Copy the lines below verbatim, but only from the line containing "Read out every word on this page." through the end of the data.

[Collection entries]
>>>>>

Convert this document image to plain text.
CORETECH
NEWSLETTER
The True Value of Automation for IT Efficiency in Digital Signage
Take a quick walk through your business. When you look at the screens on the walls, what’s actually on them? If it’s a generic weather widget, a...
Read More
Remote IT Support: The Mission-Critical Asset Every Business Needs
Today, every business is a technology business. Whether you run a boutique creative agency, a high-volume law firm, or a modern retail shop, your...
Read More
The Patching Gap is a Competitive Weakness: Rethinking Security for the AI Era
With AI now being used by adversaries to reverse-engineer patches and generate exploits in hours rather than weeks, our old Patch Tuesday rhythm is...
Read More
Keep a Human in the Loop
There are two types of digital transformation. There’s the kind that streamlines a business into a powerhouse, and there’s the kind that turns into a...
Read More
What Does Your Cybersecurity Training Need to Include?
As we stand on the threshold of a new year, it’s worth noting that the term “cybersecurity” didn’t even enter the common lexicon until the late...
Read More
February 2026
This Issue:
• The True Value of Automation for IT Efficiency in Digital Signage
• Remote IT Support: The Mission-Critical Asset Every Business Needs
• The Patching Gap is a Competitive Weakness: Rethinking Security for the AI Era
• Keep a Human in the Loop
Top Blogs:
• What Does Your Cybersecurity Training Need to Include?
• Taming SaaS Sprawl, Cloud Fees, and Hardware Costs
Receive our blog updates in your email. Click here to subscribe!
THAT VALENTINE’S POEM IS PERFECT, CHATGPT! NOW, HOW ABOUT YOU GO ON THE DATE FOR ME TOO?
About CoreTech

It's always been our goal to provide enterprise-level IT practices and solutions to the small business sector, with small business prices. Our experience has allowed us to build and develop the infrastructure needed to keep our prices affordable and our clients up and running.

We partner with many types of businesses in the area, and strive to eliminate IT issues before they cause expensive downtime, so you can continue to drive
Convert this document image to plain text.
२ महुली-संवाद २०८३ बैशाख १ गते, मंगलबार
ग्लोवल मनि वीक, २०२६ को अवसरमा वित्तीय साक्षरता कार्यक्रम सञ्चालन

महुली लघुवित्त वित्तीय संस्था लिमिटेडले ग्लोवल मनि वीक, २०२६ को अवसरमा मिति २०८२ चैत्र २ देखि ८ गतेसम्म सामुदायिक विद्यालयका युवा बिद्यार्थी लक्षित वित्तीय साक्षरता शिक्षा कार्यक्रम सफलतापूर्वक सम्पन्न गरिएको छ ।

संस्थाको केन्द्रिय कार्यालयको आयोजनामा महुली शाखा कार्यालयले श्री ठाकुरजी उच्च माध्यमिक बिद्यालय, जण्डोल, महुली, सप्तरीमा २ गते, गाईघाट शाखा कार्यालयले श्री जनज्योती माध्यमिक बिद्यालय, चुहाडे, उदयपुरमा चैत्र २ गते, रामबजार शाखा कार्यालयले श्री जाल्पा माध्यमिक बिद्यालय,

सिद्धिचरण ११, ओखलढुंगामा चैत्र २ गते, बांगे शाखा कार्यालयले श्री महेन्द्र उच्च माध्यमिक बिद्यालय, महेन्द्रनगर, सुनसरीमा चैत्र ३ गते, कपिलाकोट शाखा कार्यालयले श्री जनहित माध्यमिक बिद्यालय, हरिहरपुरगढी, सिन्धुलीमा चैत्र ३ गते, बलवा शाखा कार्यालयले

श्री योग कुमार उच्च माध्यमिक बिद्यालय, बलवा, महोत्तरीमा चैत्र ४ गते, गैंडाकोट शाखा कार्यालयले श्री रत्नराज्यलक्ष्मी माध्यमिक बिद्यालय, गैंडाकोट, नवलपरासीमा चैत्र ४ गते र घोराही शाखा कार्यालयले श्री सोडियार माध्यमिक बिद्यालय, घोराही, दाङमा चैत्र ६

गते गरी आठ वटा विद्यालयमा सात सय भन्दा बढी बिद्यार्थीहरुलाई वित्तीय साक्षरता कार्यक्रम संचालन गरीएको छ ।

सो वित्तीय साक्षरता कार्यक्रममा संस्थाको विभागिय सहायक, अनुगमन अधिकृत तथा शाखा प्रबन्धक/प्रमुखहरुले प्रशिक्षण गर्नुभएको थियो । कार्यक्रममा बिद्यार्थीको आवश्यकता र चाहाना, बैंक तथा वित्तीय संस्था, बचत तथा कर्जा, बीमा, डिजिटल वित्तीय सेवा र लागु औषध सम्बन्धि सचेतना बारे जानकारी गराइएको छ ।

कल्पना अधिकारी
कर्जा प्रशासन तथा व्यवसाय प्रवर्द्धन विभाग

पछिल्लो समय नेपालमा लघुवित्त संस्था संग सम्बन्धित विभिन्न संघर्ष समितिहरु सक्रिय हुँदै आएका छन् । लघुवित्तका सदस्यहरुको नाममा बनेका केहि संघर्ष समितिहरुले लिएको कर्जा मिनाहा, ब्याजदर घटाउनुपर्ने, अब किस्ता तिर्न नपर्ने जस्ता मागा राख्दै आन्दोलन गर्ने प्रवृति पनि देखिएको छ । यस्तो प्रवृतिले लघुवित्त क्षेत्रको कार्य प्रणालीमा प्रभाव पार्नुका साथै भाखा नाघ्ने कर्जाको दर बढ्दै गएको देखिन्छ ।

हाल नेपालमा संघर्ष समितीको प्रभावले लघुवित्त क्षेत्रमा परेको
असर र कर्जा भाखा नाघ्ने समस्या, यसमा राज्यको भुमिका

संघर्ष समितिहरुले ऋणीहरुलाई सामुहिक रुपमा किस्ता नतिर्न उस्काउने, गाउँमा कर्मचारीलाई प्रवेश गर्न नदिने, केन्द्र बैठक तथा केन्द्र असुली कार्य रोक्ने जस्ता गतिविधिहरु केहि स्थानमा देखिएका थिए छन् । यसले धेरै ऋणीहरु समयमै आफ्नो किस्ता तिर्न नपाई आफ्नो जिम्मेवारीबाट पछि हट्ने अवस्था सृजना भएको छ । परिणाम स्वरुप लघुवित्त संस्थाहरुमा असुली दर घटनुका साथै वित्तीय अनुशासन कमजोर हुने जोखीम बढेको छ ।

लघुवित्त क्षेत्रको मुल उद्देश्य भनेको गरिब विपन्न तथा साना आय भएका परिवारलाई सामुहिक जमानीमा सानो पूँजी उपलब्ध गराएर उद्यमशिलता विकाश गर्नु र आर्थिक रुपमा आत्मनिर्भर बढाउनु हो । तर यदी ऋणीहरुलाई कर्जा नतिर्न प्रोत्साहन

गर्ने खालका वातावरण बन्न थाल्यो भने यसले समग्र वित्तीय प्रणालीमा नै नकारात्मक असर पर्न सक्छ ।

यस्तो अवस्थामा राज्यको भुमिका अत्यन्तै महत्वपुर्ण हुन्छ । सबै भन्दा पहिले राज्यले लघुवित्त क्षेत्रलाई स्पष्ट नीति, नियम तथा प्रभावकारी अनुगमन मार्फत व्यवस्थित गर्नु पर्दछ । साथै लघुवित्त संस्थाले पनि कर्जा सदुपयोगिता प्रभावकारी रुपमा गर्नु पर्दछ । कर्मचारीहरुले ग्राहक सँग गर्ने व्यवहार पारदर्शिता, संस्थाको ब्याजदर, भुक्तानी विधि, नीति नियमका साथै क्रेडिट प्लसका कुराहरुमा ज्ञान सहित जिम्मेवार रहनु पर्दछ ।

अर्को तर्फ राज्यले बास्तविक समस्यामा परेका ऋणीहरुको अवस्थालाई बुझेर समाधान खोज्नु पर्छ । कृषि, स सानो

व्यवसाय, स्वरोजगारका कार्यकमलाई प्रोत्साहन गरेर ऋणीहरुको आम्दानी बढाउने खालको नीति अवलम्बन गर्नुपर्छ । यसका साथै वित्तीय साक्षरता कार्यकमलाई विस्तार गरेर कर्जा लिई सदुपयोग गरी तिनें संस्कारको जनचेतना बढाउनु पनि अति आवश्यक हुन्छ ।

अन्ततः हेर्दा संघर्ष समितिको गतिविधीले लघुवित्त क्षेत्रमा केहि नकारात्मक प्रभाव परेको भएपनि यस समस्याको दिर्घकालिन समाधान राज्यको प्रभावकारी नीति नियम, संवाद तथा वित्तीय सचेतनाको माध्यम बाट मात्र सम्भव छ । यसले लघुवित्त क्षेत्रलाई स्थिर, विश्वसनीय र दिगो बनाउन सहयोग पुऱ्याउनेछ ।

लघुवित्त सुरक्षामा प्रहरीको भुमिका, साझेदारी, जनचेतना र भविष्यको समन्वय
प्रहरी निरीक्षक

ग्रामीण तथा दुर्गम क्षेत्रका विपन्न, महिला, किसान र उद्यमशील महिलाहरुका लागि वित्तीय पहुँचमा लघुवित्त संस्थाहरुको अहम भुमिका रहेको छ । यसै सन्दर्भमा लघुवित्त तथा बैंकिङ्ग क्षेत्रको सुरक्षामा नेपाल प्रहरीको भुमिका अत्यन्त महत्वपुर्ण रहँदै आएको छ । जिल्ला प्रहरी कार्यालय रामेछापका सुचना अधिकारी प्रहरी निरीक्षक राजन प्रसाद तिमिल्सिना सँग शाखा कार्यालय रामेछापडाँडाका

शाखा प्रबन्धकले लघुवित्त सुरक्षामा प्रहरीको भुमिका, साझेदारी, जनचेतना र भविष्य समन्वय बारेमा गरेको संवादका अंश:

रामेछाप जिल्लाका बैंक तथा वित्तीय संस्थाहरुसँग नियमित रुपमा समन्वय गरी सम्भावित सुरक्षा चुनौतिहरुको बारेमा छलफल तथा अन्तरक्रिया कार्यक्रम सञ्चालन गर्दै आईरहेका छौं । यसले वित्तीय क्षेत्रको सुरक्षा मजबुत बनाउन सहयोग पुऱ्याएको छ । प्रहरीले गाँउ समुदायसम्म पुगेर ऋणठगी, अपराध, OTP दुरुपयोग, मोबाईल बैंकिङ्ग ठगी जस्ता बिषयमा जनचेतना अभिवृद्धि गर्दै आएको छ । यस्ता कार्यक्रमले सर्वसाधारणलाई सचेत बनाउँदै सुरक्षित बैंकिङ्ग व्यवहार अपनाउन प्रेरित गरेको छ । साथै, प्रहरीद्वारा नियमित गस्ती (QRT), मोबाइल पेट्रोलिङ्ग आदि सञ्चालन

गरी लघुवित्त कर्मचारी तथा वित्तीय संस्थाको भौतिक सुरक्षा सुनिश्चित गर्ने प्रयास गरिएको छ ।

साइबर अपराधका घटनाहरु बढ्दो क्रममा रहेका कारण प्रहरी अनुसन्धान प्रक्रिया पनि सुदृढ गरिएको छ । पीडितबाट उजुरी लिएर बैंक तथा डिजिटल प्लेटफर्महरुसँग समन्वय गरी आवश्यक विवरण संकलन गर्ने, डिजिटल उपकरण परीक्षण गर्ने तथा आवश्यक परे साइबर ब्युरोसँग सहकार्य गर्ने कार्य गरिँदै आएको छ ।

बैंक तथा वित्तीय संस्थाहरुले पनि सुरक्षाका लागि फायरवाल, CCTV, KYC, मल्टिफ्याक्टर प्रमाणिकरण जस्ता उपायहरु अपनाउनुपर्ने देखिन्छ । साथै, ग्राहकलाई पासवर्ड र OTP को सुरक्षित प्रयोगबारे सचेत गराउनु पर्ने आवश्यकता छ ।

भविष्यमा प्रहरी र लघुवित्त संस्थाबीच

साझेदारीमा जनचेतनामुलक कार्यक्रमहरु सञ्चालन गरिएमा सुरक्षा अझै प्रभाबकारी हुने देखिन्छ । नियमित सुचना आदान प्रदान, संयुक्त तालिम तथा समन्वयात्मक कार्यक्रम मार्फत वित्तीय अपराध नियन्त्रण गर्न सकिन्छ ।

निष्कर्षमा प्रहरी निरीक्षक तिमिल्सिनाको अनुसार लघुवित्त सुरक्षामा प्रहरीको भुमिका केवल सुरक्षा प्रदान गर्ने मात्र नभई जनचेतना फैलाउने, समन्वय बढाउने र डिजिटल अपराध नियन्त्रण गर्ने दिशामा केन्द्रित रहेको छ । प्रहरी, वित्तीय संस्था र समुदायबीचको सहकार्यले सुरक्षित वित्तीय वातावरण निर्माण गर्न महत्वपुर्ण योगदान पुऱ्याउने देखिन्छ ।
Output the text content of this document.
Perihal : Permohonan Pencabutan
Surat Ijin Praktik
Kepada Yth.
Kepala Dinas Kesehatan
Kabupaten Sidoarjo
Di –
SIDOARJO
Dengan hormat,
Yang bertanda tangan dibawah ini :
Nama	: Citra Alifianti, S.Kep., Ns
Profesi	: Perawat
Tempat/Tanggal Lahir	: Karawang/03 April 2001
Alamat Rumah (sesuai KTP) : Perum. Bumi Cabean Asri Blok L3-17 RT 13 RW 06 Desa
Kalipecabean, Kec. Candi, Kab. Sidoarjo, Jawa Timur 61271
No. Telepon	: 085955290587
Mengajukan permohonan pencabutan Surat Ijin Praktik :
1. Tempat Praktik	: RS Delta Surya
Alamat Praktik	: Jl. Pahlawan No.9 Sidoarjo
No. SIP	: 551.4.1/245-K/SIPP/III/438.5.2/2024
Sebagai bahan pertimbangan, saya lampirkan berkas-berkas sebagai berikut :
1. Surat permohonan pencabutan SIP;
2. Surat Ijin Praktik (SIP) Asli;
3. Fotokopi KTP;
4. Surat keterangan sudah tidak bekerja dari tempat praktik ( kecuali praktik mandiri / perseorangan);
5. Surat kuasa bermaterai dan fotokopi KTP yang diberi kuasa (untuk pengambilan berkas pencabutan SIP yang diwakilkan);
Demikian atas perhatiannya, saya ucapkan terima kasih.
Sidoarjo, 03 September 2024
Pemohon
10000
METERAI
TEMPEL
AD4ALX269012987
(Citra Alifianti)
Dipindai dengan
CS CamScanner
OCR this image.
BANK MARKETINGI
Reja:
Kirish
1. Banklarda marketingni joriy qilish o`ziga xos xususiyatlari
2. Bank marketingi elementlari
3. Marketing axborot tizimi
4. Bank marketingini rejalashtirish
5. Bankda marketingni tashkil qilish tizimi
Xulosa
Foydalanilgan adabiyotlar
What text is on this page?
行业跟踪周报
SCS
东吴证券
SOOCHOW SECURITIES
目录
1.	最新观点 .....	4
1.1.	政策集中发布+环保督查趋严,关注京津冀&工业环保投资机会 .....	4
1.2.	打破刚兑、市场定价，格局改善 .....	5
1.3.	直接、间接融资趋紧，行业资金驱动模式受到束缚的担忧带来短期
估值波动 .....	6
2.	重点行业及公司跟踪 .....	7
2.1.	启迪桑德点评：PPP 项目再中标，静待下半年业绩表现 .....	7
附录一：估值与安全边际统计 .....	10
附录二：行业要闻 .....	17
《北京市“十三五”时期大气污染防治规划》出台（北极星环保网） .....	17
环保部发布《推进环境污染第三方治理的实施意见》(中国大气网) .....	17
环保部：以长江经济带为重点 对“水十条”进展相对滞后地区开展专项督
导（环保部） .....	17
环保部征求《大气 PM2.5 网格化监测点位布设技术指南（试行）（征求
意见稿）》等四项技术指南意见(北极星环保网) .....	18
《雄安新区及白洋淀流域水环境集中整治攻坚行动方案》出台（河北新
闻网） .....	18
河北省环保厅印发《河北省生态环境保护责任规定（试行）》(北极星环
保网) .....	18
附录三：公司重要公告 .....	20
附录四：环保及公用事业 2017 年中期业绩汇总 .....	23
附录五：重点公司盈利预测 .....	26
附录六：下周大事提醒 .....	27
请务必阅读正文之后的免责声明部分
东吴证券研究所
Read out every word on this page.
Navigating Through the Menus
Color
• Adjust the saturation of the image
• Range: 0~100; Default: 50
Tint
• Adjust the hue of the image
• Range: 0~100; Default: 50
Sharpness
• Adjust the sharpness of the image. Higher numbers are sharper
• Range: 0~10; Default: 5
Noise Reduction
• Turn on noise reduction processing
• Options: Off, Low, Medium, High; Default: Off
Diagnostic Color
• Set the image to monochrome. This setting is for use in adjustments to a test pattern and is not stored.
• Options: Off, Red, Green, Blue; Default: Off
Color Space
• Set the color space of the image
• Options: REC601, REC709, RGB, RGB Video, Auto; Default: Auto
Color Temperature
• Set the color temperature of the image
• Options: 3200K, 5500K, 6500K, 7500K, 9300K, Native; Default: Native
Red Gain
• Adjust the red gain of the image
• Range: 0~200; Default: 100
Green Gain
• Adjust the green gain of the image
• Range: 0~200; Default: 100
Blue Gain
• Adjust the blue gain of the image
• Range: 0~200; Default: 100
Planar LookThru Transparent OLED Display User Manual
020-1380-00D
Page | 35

<<<<<

## [WRITTEN SOLUTION]
Read out every word on this page.
Navigating Through the Menus
Color
• Adjust the saturation of the image
• Range: 0~100; Default: 50
Tint
• Adjust the hue of the image
• Range: 0~100; Default: 50
Sharpness
• Adjust the sharpness of the image. Higher numbers are sharper
• Range: 0~10; Default: 5
Noise Reduction
• Turn on noise reduction processing
• Options: Off, Low, Medium, High; Default: Off
Diagnostic Color
• Set the image to monochrome. This setting is for use in adjustments to a test pattern and is not stored.
• Options: Off, Red, Green, Blue; Default: Off
Color Space
• Set the color space of the image
• Options: REC601, REC709, RGB, RGB Video, Auto; Default: Auto
Color Temperature
• Set the color temperature of the image
• Options: 3200K, 5500K, 6500K, 7500K, 9300K, Native; Default: Native
Red Gain
• Adjust the red gain of the image
• Range: 0~200; Default: 100
Green Gain
• Adjust the green gain of the image
• Range: 0~200; Default: 100
Blue Gain
• Adjust the blue gain of the image
• Range: 0~200; Default: 100
Planar LookThru Transparent OLED Display User Manual
020-1380-00D
Page | 35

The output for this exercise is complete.